**Stated goal:**
Word for word, restate every line of the material.

**Supplied records:**
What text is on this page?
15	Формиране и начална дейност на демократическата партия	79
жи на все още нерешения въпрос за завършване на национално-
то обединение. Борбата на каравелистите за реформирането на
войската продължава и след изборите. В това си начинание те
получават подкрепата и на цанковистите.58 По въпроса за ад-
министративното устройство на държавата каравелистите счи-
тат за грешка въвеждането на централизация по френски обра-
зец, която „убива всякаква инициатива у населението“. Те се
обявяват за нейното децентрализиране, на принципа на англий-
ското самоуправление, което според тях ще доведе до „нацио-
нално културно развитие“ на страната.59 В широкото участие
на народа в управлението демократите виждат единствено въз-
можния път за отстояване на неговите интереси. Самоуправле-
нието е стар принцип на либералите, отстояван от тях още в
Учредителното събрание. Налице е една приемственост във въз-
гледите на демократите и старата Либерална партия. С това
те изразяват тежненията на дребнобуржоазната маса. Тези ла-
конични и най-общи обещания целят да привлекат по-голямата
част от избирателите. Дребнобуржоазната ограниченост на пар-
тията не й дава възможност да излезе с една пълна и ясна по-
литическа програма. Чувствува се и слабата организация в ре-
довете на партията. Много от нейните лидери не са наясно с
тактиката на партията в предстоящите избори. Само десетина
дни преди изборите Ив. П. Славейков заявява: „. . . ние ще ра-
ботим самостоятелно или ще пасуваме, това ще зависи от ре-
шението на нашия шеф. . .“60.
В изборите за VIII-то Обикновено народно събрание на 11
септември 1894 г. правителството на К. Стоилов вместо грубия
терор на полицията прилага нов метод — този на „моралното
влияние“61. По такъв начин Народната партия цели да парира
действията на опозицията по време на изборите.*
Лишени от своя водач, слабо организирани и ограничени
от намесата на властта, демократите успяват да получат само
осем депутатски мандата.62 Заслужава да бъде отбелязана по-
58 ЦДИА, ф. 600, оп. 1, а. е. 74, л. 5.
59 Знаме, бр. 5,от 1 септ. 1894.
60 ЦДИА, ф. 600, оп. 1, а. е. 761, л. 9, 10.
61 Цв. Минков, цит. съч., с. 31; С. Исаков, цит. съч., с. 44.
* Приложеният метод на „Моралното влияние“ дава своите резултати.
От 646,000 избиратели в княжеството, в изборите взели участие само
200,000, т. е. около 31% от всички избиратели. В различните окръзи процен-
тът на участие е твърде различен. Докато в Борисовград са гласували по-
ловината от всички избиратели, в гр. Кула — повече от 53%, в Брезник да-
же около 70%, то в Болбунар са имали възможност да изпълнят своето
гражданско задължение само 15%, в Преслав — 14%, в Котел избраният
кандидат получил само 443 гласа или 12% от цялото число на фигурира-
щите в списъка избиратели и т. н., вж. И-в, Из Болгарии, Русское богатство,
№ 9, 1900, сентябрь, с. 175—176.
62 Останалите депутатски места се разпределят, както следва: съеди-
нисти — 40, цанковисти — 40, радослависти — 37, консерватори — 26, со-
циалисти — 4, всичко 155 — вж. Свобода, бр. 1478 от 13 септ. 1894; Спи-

**Exercise answer:**
What text is on this page?
15	Формиране и начална дейност на демократическата партия	79
жи на все още нерешения въпрос за завършване на национално-
то обединение. Борбата на каравелистите за реформирането на
войската продължава и след изборите. В това си начинание те
получават подкрепата и на цанковистите.58 По въпроса за ад-
министративното устройство на държавата каравелистите счи-
тат за грешка въвеждането на централизация по френски обра-
зец, която „убива всякаква инициатива у населението“. Те се
обявяват за нейното децентрализиране, на принципа на англий-
ското самоуправление, което според тях ще доведе до „нацио-
нално културно развитие“ на страната.59 В широкото участие
на народа в управлението демократите виждат единствено въз-
можния път за отстояване на неговите интереси. Самоуправле-
нието е стар принцип на либералите, отстояван от тях още в
Учредителното събрание. Налице е една приемственост във въз-
гледите на демократите и старата Либерална партия. С това
те изразяват тежненията на дребнобуржоазната маса. Тези ла-
конични и най-общи обещания целят да привлекат по-голямата
част от избирателите. Дребнобуржоазната ограниченост на пар-
тията не й дава възможност да излезе с една пълна и ясна по-
литическа програма. Чувствува се и слабата организация в ре-
довете на партията. Много от нейните лидери не са наясно с
тактиката на партията в предстоящите избори. Само десетина
дни преди изборите Ив. П. Славейков заявява: „. . . ние ще ра-
ботим самостоятелно или ще пасуваме, това ще зависи от ре-
шението на нашия шеф. . .“60.
В изборите за VIII-то Обикновено народно събрание на 11
септември 1894 г. правителството на К. Стоилов вместо грубия
терор на полицията прилага нов метод — този на „моралното
влияние“61. По такъв начин Народната партия цели да парира
действията на опозицията по време на изборите.*
Лишени от своя водач, слабо организирани и ограничени
от намесата на властта, демократите успяват да получат само
осем депутатски мандата.62 Заслужава да бъде отбелязана по-
58 ЦДИА, ф. 600, оп. 1, а. е. 74, л. 5.
59 Знаме, бр. 5,от 1 септ. 1894.
60 ЦДИА, ф. 600, оп. 1, а. е. 761, л. 9, 10.
61 Цв. Минков, цит. съч., с. 31; С. Исаков, цит. съч., с. 44.
* Приложеният метод на „Моралното влияние“ дава своите резултати.
От 646,000 избиратели в княжеството, в изборите взели участие само
200,000, т. е. около 31% от всички избиратели. В различните окръзи процен-
тът на участие е твърде различен. Докато в Борисовград са гласували по-
ловината от всички избиратели, в гр. Кула — повече от 53%, в Брезник да-
же около 70%, то в Болбунар са имали възможност да изпълнят своето
гражданско задължение само 15%, в Преслав — 14%, в Котел избраният
кандидат получил само 443 гласа или 12% от цялото число на фигурира-
щите в списъка избиратели и т. н., вж. И-в, Из Болгарии, Русское богатство,
№ 9, 1900, сентябрь, с. 175—176.
62 Останалите депутатски места се разпределят, както следва: съеди-
нисти — 40, цанковисти — 40, радослависти — 37, консерватори — 26, со-
циалисти — 4, всичко 155 — вж. Свобода, бр. 1478 от 13 септ. 1894; Спи-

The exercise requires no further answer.